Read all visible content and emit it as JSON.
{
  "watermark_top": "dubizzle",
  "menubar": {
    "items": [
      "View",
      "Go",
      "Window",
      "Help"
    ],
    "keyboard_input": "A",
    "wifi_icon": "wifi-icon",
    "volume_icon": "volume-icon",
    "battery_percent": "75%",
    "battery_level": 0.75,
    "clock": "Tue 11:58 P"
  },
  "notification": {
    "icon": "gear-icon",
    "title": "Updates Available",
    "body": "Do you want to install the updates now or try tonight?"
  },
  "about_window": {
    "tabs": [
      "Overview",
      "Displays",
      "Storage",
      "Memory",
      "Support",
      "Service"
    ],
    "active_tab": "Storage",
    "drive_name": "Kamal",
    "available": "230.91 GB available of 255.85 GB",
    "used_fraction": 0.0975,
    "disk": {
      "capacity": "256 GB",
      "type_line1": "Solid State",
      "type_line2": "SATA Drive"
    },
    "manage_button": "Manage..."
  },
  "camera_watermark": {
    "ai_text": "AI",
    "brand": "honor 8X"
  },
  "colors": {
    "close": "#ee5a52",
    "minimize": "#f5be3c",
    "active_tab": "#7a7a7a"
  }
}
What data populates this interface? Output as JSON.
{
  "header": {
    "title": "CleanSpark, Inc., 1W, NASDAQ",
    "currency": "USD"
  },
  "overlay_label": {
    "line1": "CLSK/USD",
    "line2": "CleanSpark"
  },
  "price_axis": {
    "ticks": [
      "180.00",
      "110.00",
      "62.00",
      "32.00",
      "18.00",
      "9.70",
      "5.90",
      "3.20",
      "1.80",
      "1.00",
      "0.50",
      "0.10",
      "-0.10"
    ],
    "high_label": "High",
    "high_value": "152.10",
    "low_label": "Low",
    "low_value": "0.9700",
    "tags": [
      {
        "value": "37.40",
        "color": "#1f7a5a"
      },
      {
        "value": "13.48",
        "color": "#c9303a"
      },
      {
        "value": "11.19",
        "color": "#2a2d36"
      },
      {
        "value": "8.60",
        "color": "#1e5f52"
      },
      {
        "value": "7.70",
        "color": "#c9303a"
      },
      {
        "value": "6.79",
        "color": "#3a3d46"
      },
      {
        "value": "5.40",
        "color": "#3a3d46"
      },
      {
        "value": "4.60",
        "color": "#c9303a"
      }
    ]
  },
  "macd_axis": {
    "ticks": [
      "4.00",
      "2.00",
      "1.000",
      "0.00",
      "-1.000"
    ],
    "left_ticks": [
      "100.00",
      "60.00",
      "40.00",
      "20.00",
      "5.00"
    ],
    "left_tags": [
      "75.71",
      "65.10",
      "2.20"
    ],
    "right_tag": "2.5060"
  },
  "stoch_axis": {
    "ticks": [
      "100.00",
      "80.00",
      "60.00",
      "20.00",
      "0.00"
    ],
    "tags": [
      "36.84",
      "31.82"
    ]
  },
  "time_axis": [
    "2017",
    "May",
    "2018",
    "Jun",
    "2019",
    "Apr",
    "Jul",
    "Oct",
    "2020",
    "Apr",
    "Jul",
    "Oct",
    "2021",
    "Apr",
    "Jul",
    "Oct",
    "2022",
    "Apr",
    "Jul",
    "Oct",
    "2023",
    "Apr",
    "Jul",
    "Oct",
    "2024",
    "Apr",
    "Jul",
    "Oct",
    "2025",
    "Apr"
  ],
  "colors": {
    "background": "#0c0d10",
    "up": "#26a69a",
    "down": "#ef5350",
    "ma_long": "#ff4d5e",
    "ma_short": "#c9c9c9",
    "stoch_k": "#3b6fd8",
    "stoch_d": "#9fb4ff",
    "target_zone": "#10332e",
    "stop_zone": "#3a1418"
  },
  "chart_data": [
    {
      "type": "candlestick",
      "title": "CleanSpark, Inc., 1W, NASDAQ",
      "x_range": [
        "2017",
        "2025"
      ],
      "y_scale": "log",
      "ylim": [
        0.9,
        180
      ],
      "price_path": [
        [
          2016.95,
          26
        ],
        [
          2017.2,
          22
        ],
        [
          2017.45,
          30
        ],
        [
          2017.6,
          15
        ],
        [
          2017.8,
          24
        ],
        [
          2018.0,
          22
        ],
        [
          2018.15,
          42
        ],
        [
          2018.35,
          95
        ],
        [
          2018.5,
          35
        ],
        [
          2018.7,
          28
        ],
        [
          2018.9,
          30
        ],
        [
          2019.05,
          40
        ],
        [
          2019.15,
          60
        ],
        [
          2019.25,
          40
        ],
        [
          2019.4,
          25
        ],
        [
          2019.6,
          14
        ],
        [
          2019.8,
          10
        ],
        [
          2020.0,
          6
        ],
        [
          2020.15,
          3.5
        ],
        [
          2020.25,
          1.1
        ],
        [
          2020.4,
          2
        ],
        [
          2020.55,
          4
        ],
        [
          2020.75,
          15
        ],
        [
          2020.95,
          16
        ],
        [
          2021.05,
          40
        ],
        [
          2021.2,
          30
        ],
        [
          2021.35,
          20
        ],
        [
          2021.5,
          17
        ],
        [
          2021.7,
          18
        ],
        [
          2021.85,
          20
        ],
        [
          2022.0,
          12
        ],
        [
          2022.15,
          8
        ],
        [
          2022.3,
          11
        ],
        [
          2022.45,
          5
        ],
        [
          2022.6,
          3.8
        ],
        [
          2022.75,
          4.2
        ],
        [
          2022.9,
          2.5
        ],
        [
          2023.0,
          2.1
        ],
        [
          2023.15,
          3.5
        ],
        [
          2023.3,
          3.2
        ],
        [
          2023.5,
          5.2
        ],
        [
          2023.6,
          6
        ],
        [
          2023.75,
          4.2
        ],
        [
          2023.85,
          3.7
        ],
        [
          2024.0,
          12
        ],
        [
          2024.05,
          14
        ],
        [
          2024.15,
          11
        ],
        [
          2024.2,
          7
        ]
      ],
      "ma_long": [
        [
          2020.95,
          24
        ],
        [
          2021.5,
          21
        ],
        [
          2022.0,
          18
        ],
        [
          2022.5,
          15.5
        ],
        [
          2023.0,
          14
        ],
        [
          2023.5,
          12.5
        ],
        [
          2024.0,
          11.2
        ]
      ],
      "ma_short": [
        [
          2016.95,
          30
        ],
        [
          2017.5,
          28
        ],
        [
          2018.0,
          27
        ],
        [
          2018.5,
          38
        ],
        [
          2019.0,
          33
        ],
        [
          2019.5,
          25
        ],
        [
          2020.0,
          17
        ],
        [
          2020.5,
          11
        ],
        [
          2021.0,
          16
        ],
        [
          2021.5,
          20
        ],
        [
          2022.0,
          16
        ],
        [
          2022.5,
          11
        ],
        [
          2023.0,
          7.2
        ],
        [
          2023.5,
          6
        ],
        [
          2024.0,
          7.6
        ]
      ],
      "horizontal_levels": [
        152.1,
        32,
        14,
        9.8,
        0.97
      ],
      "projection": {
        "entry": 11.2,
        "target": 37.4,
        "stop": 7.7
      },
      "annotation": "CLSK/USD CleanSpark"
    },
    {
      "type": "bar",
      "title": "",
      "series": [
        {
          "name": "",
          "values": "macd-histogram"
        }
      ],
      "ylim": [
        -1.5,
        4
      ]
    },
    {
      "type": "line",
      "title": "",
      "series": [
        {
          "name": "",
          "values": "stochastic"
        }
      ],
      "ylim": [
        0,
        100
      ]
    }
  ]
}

···

### What you are asked to do
Return the whole listing exactly.

### Solution to the problem
Read all visible content and emit it as JSON.
{
  "watermark_top": "dubizzle",
  "menubar": {
    "items": [
      "View",
      "Go",
      "Window",
      "Help"
    ],
    "keyboard_input": "A",
    "wifi_icon": "wifi-icon",
    "volume_icon": "volume-icon",
    "battery_percent": "75%",
    "battery_level": 0.75,
    "clock": "Tue 11:58 P"
  },
  "notification": {
    "icon": "gear-icon",
    "title": "Updates Available",
    "body": "Do you want to install the updates now or try tonight?"
  },
  "about_window": {
    "tabs": [
      "Overview",
      "Displays",
      "Storage",
      "Memory",
      "Support",
      "Service"
    ],
    "active_tab": "Storage",
    "drive_name": "Kamal",
    "available": "230.91 GB available of 255.85 GB",
    "used_fraction": 0.0975,
    "disk": {
      "capacity": "256 GB",
      "type_line1": "Solid State",
      "type_line2": "SATA Drive"
    },
    "manage_button": "Manage..."
  },
  "camera_watermark": {
    "ai_text": "AI",
    "brand": "honor 8X"
  },
  "colors": {
    "close": "#ee5a52",
    "minimize": "#f5be3c",
    "active_tab": "#7a7a7a"
  }
}
What data populates this interface? Output as JSON.
{
  "header": {
    "title": "CleanSpark, Inc., 1W, NASDAQ",
    "currency": "USD"
  },
  "overlay_label": {
    "line1": "CLSK/USD",
    "line2": "CleanSpark"
  },
  "price_axis": {
    "ticks": [
      "180.00",
      "110.00",
      "62.00",
      "32.00",
      "18.00",
      "9.70",
      "5.90",
      "3.20",
      "1.80",
      "1.00",
      "0.50",
      "0.10",
      "-0.10"
    ],
    "high_label": "High",
    "high_value": "152.10",
    "low_label": "Low",
    "low_value": "0.9700",
    "tags": [
      {
        "value": "37.40",
        "color": "#1f7a5a"
      },
      {
        "value": "13.48",
        "color": "#c9303a"
      },
      {
        "value": "11.19",
        "color": "#2a2d36"
      },
      {
        "value": "8.60",
        "color": "#1e5f52"
      },
      {
        "value": "7.70",
        "color": "#c9303a"
      },
      {
        "value": "6.79",
        "color": "#3a3d46"
      },
      {
        "value": "5.40",
        "color": "#3a3d46"
      },
      {
        "value": "4.60",
        "color": "#c9303a"
      }
    ]
  },
  "macd_axis": {
    "ticks": [
      "4.00",
      "2.00",
      "1.000",
      "0.00",
      "-1.000"
    ],
    "left_ticks": [
      "100.00",
      "60.00",
      "40.00",
      "20.00",
      "5.00"
    ],
    "left_tags": [
      "75.71",
      "65.10",
      "2.20"
    ],
    "right_tag": "2.5060"
  },
  "stoch_axis": {
    "ticks": [
      "100.00",
      "80.00",
      "60.00",
      "20.00",
      "0.00"
    ],
    "tags": [
      "36.84",
      "31.82"
    ]
  },
  "time_axis": [
    "2017",
    "May",
    "2018",
    "Jun",
    "2019",
    "Apr",
    "Jul",
    "Oct",
    "2020",
    "Apr",
    "Jul",
    "Oct",
    "2021",
    "Apr",
    "Jul",
    "Oct",
    "2022",
    "Apr",
    "Jul",
    "Oct",
    "2023",
    "Apr",
    "Jul",
    "Oct",
    "2024",
    "Apr",
    "Jul",
    "Oct",
    "2025",
    "Apr"
  ],
  "colors": {
    "background": "#0c0d10",
    "up": "#26a69a",
    "down": "#ef5350",
    "ma_long": "#ff4d5e",
    "ma_short": "#c9c9c9",
    "stoch_k": "#3b6fd8",
    "stoch_d": "#9fb4ff",
    "target_zone": "#10332e",
    "stop_zone": "#3a1418"
  },
  "chart_data": [
    {
      "type": "candlestick",
      "title": "CleanSpark, Inc., 1W, NASDAQ",
      "x_range": [
        "2017",
        "2025"
      ],
      "y_scale": "log",
      "ylim": [
        0.9,
        180
      ],
      "price_path": [
        [
          2016.95,
          26
        ],
        [
          2017.2,
          22
        ],
        [
          2017.45,
          30
        ],
        [
          2017.6,
          15
        ],
        [
          2017.8,
          24
        ],
        [
          2018.0,
          22
        ],
        [
          2018.15,
          42
        ],
        [
          2018.35,
          95
        ],
        [
          2018.5,
          35
        ],
        [
          2018.7,
          28
        ],
        [
          2018.9,
          30
        ],
        [
          2019.05,
          40
        ],
        [
          2019.15,
          60
        ],
        [
          2019.25,
          40
        ],
        [
          2019.4,
          25
        ],
        [
          2019.6,
          14
        ],
        [
          2019.8,
          10
        ],
        [
          2020.0,
          6
        ],
        [
          2020.15,
          3.5
        ],
        [
          2020.25,
          1.1
        ],
        [
          2020.4,
          2
        ],
        [
          2020.55,
          4
        ],
        [
          2020.75,
          15
        ],
        [
          2020.95,
          16
        ],
        [
          2021.05,
          40
        ],
        [
          2021.2,
          30
        ],
        [
          2021.35,
          20
        ],
        [
          2021.5,
          17
        ],
        [
          2021.7,
          18
        ],
        [
          2021.85,
          20
        ],
        [
          2022.0,
          12
        ],
        [
          2022.15,
          8
        ],
        [
          2022.3,
          11
        ],
        [
          2022.45,
          5
        ],
        [
          2022.6,
          3.8
        ],
        [
          2022.75,
          4.2
        ],
        [
          2022.9,
          2.5
        ],
        [
          2023.0,
          2.1
        ],
        [
          2023.15,
          3.5
        ],
        [
          2023.3,
          3.2
        ],
        [
          2023.5,
          5.2
        ],
        [
          2023.6,
          6
        ],
        [
          2023.75,
          4.2
        ],
        [
          2023.85,
          3.7
        ],
        [
          2024.0,
          12
        ],
        [
          2024.05,
          14
        ],
        [
          2024.15,
          11
        ],
        [
          2024.2,
          7
        ]
      ],
      "ma_long": [
        [
          2020.95,
          24
        ],
        [
          2021.5,
          21
        ],
        [
          2022.0,
          18
        ],
        [
          2022.5,
          15.5
        ],
        [
          2023.0,
          14
        ],
        [
          2023.5,
          12.5
        ],
        [
          2024.0,
          11.2
        ]
      ],
      "ma_short": [
        [
          2016.95,
          30
        ],
        [
          2017.5,
          28
        ],
        [
          2018.0,
          27
        ],
        [
          2018.5,
          38
        ],
        [
          2019.0,
          33
        ],
        [
          2019.5,
          25
        ],
        [
          2020.0,
          17
        ],
        [
          2020.5,
          11
        ],
        [
          2021.0,
          16
        ],
        [
          2021.5,
          20
        ],
        [
          2022.0,
          16
        ],
        [
          2022.5,
          11
        ],
        [
          2023.0,
          7.2
        ],
        [
          2023.5,
          6
        ],
        [
          2024.0,
          7.6
        ]
      ],
      "horizontal_levels": [
        152.1,
        32,
        14,
        9.8,
        0.97
      ],
      "projection": {
        "entry": 11.2,
        "target": 37.4,
        "stop": 7.7
      },
      "annotation": "CLSK/USD CleanSpark"
    },
    {
      "type": "bar",
      "title": "",
      "series": [
        {
          "name": "",
          "values": "macd-histogram"
        }
      ],
      "ylim": [
        -1.5,
        4
      ]
    },
    {
      "type": "line",
      "title": "",
      "series": [
        {
          "name": "",
          "values": "stochastic"
        }
      ],
      "ylim": [
        0,
        100
      ]
    }
  ]
}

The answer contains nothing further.